# EXERCISE REQUIREMENTS
Go through the data below. List every line that holds the word "Вариант".

# GIVEN DATA
↓↓↓

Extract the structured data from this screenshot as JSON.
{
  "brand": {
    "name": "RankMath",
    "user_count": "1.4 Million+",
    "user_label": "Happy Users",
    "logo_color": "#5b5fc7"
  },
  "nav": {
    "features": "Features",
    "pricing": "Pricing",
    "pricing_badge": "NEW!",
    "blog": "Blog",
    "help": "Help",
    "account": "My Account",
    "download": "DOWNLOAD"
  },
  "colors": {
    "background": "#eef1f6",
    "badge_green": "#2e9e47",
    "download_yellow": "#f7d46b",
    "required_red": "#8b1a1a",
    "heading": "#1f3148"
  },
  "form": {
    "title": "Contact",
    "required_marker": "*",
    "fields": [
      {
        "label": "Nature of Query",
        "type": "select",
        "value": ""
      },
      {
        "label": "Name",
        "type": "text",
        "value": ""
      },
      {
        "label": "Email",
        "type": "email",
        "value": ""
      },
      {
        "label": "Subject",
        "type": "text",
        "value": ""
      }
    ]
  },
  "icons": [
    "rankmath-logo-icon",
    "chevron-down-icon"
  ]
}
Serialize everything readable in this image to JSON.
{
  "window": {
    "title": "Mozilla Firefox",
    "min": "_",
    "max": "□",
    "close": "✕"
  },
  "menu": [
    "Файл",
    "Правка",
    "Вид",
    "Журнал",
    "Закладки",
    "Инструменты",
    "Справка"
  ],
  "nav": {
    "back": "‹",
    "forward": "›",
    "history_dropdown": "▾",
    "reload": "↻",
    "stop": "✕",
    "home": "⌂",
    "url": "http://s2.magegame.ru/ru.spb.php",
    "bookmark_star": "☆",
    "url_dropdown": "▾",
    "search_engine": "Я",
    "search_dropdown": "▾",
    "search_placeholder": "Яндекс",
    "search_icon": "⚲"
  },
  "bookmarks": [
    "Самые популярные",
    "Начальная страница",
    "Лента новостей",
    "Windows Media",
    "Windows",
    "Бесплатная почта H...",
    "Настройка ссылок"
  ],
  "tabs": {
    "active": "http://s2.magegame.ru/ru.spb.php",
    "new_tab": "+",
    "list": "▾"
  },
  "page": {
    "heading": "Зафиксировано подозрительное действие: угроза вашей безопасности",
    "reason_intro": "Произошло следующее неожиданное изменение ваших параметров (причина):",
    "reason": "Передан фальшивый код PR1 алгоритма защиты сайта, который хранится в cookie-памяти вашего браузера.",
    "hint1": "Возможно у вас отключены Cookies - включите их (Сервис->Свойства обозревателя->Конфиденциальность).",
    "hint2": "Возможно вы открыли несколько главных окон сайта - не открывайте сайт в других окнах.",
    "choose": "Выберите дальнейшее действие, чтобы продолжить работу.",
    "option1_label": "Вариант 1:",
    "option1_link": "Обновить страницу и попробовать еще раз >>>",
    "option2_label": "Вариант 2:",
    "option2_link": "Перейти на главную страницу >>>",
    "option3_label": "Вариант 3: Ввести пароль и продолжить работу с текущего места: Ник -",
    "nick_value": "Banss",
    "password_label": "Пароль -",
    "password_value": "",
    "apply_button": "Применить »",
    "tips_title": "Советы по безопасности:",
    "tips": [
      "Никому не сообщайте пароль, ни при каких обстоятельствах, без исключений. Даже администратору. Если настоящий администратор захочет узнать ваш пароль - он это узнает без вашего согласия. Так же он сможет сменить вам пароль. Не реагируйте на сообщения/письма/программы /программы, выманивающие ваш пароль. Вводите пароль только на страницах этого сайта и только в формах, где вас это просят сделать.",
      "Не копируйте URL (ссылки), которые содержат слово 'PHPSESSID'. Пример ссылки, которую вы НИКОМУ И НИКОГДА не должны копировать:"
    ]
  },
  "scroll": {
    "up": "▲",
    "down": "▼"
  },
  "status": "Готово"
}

↑↑↑

# EXERCISE RESPONSE
    "option1_label": "Вариант 1:",
    "option2_label": "Вариант 2:",
    "option3_label": "Вариант 3: Ввести пароль и продолжить работу с текущего места: Ник -",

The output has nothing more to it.